(Dataset listings of figures)
▼▼▼
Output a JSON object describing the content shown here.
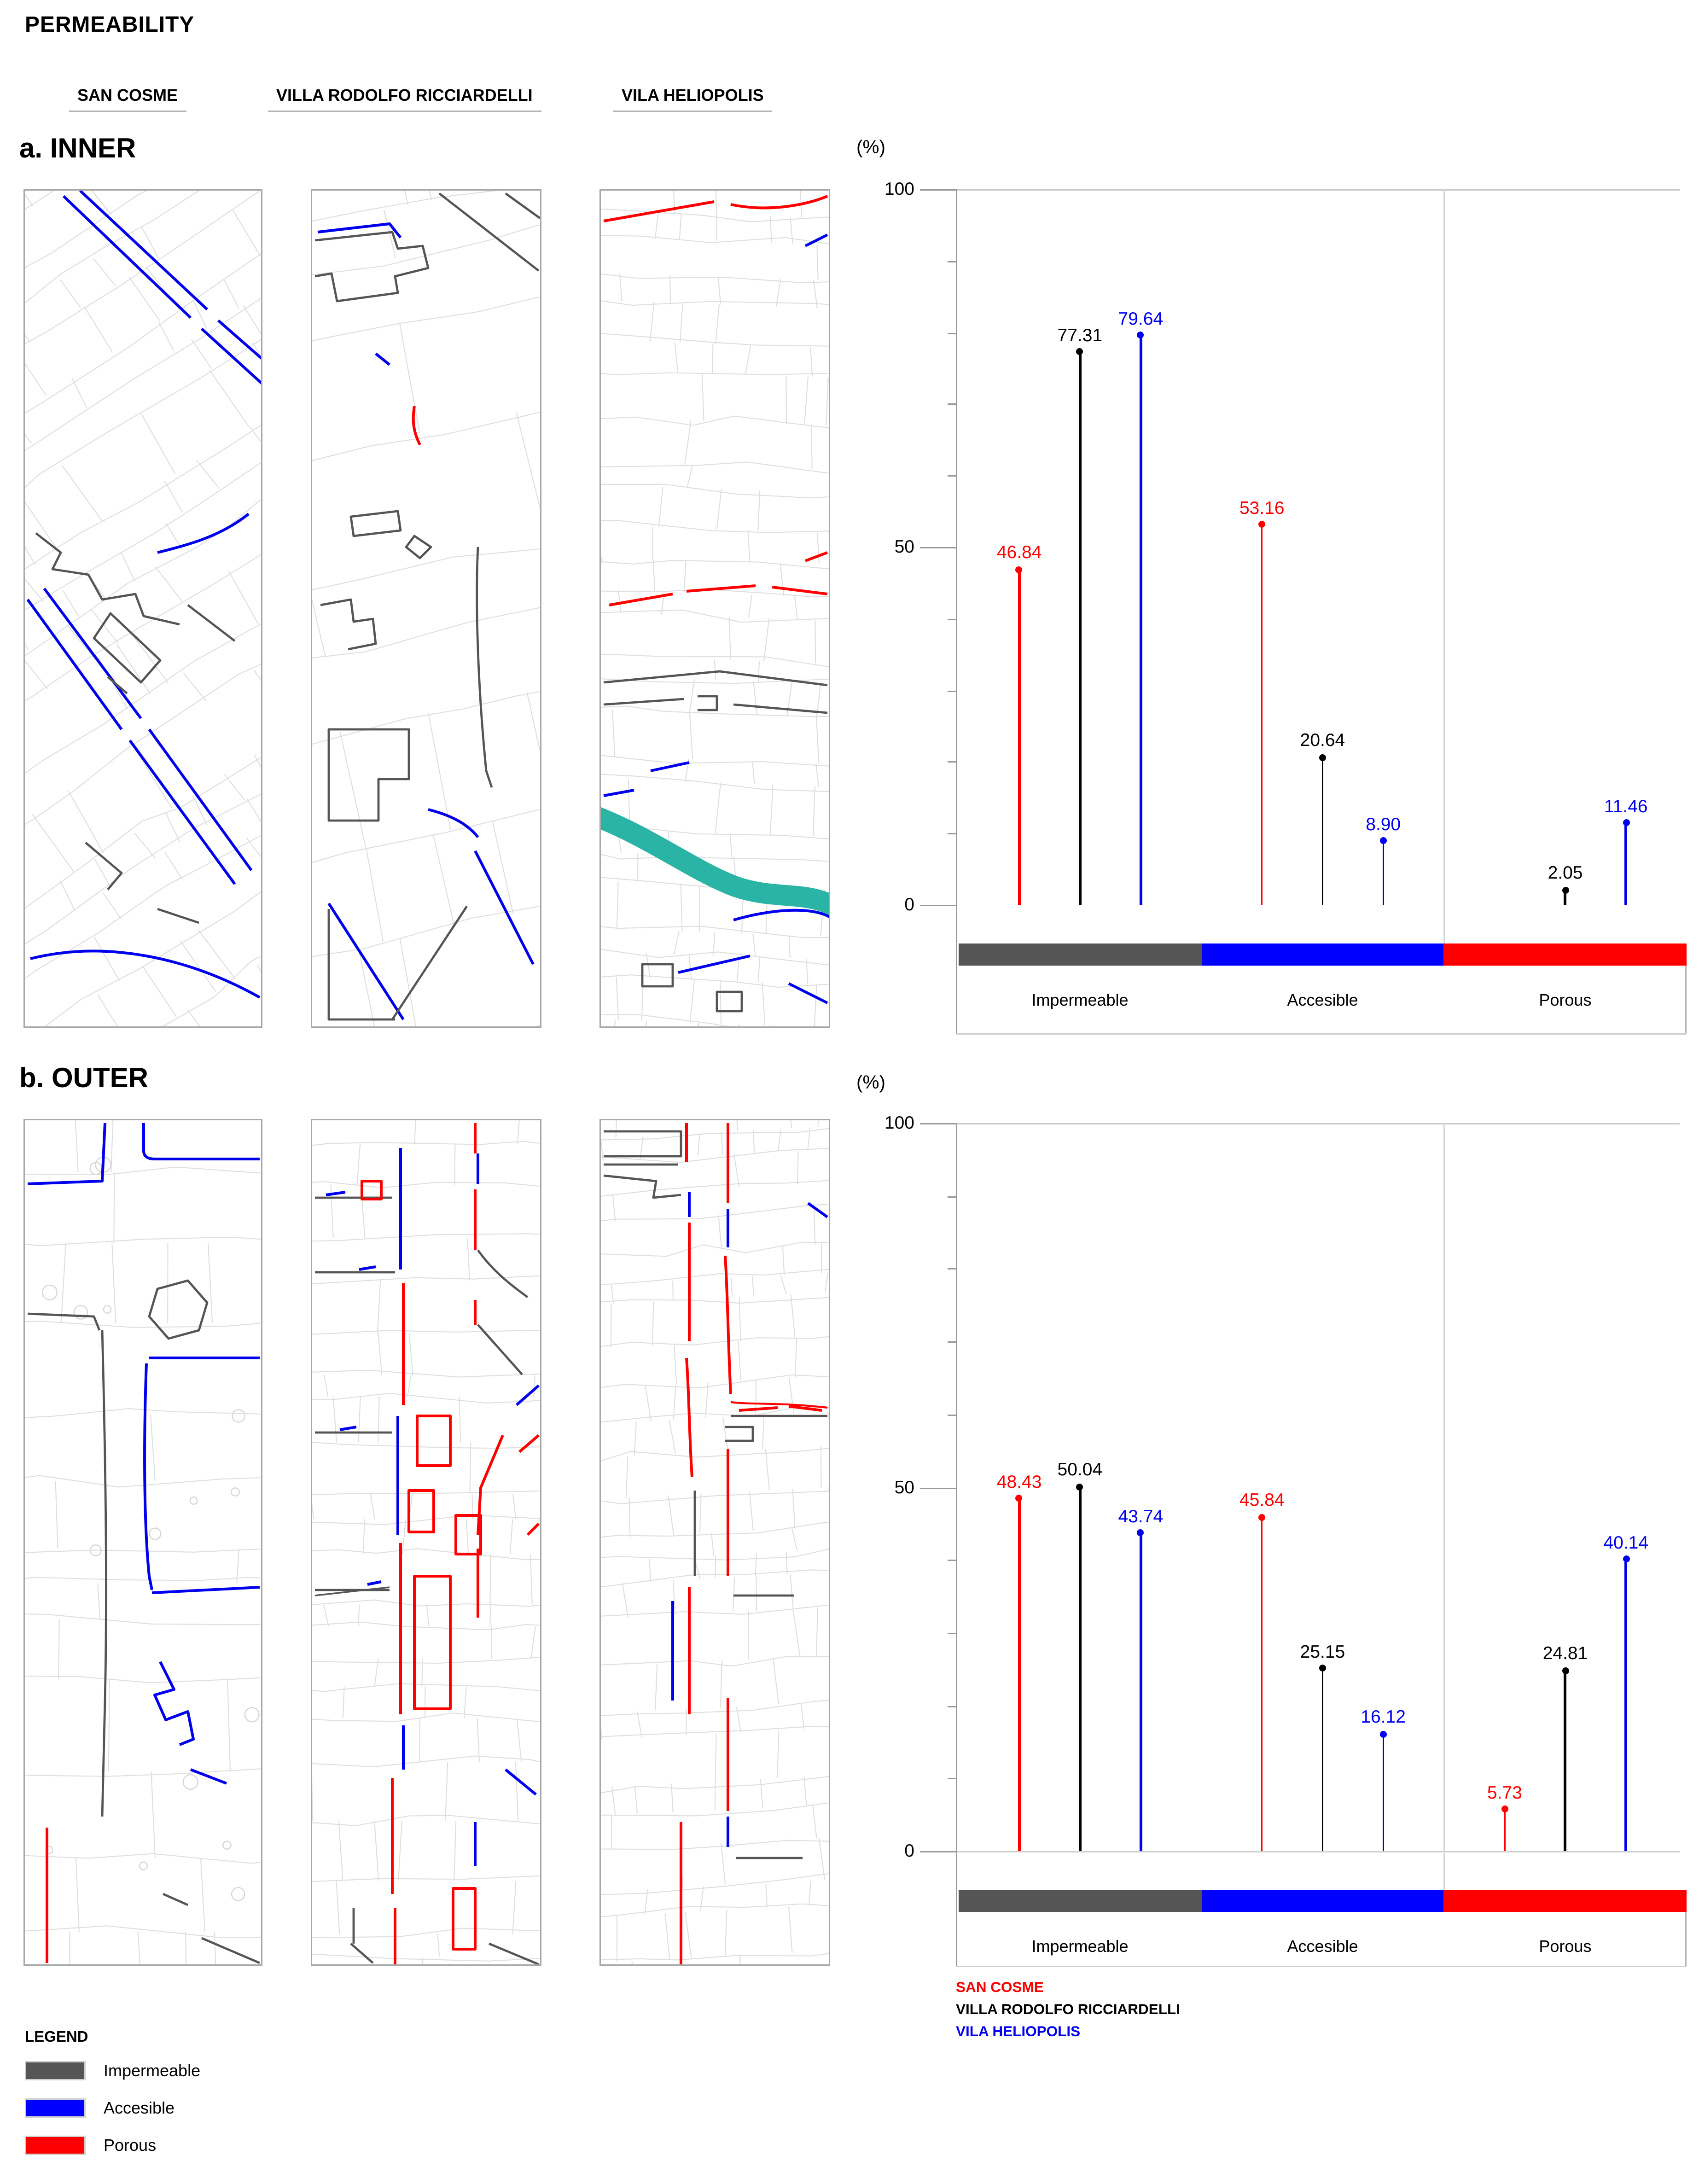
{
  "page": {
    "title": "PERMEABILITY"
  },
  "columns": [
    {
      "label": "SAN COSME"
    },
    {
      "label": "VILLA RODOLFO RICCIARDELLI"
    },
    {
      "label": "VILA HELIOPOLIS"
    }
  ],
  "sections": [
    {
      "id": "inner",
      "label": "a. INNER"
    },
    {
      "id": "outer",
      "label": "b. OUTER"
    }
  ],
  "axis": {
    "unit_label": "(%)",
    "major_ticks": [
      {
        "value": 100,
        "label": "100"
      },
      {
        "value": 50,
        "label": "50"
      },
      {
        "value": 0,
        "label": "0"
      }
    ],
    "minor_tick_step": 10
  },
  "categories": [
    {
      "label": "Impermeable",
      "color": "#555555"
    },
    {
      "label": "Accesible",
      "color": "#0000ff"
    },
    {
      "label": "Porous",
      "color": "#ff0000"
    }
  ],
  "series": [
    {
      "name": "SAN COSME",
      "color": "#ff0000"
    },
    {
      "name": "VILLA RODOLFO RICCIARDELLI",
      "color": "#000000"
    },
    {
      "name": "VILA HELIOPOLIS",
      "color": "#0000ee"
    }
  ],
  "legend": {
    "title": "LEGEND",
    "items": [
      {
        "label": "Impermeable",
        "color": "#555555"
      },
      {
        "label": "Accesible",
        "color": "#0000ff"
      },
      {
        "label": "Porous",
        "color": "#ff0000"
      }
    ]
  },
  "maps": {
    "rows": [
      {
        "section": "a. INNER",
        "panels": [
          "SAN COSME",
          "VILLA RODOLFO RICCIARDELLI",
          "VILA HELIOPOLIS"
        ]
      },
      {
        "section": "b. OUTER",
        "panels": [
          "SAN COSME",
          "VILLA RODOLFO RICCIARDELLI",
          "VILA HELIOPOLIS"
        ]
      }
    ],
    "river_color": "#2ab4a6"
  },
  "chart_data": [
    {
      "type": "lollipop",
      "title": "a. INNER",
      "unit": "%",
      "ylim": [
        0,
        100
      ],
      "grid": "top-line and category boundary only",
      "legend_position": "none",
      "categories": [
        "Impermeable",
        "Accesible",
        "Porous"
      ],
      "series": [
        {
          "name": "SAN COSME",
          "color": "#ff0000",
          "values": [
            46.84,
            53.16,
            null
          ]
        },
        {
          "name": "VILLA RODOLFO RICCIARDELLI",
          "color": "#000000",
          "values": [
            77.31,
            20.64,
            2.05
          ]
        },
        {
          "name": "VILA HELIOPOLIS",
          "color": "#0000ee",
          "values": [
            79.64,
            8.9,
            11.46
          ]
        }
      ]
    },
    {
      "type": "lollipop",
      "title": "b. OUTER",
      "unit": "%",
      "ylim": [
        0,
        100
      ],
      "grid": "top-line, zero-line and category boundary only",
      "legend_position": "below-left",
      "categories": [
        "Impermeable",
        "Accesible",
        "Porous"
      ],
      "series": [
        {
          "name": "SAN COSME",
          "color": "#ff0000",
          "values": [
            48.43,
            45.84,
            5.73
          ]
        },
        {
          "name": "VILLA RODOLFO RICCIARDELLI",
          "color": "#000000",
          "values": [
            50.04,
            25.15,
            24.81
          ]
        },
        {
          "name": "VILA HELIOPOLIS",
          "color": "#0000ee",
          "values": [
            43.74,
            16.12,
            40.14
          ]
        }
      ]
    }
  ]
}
▲▲▲
# GIVEN EXERCISE
Copy the records exactly. Skip the pictures.

# ANSWER TO THE EXERCISE
Output a JSON object describing the content shown here.
{
  "page": {
    "title": "PERMEABILITY"
  },
  "columns": [
    {
      "label": "SAN COSME"
    },
    {
      "label": "VILLA RODOLFO RICCIARDELLI"
    },
    {
      "label": "VILA HELIOPOLIS"
    }
  ],
  "sections": [
    {
      "id": "inner",
      "label": "a. INNER"
    },
    {
      "id": "outer",
      "label": "b. OUTER"
    }
  ],
  "axis": {
    "unit_label": "(%)",
    "major_ticks": [
      {
        "value": 100,
        "label": "100"
      },
      {
        "value": 50,
        "label": "50"
      },
      {
        "value": 0,
        "label": "0"
      }
    ],
    "minor_tick_step": 10
  },
  "categories": [
    {
      "label": "Impermeable",
      "color": "#555555"
    },
    {
      "label": "Accesible",
      "color": "#0000ff"
    },
    {
      "label": "Porous",
      "color": "#ff0000"
    }
  ],
  "series": [
    {
      "name": "SAN COSME",
      "color": "#ff0000"
    },
    {
      "name": "VILLA RODOLFO RICCIARDELLI",
      "color": "#000000"
    },
    {
      "name": "VILA HELIOPOLIS",
      "color": "#0000ee"
    }
  ],
  "legend": {
    "title": "LEGEND",
    "items": [
      {
        "label": "Impermeable",
        "color": "#555555"
      },
      {
        "label": "Accesible",
        "color": "#0000ff"
      },
      {
        "label": "Porous",
        "color": "#ff0000"
      }
    ]
  },
  "maps": {
    "rows": [
      {
        "section": "a. INNER",
        "panels": [
          "SAN COSME",
          "VILLA RODOLFO RICCIARDELLI",
          "VILA HELIOPOLIS"
        ]
      },
      {
        "section": "b. OUTER",
        "panels": [
          "SAN COSME",
          "VILLA RODOLFO RICCIARDELLI",
          "VILA HELIOPOLIS"
        ]
      }
    ],
    "river_color": "#2ab4a6"
  },
  "chart_data": [
    {
      "type": "lollipop",
      "title": "a. INNER",
      "unit": "%",
      "ylim": [
        0,
        100
      ],
      "grid": "top-line and category boundary only",
      "legend_position": "none",
      "categories": [
        "Impermeable",
        "Accesible",
        "Porous"
      ],
      "series": [
        {
          "name": "SAN COSME",
          "color": "#ff0000",
          "values": [
            46.84,
            53.16,
            null
          ]
        },
        {
          "name": "VILLA RODOLFO RICCIARDELLI",
          "color": "#000000",
          "values": [
            77.31,
            20.64,
            2.05
          ]
        },
        {
          "name": "VILA HELIOPOLIS",
          "color": "#0000ee",
          "values": [
            79.64,
            8.9,
            11.46
          ]
        }
      ]
    },
    {
      "type": "lollipop",
      "title": "b. OUTER",
      "unit": "%",
      "ylim": [
        0,
        100
      ],
      "grid": "top-line, zero-line and category boundary only",
      "legend_position": "below-left",
      "categories": [
        "Impermeable",
        "Accesible",
        "Porous"
      ],
      "series": [
        {
          "name": "SAN COSME",
          "color": "#ff0000",
          "values": [
            48.43,
            45.84,
            5.73
          ]
        },
        {
          "name": "VILLA RODOLFO RICCIARDELLI",
          "color": "#000000",
          "values": [
            50.04,
            25.15,
            24.81
          ]
        },
        {
          "name": "VILA HELIOPOLIS",
          "color": "#0000ee",
          "values": [
            43.74,
            16.12,
            40.14
          ]
        }
      ]
    }
  ]
}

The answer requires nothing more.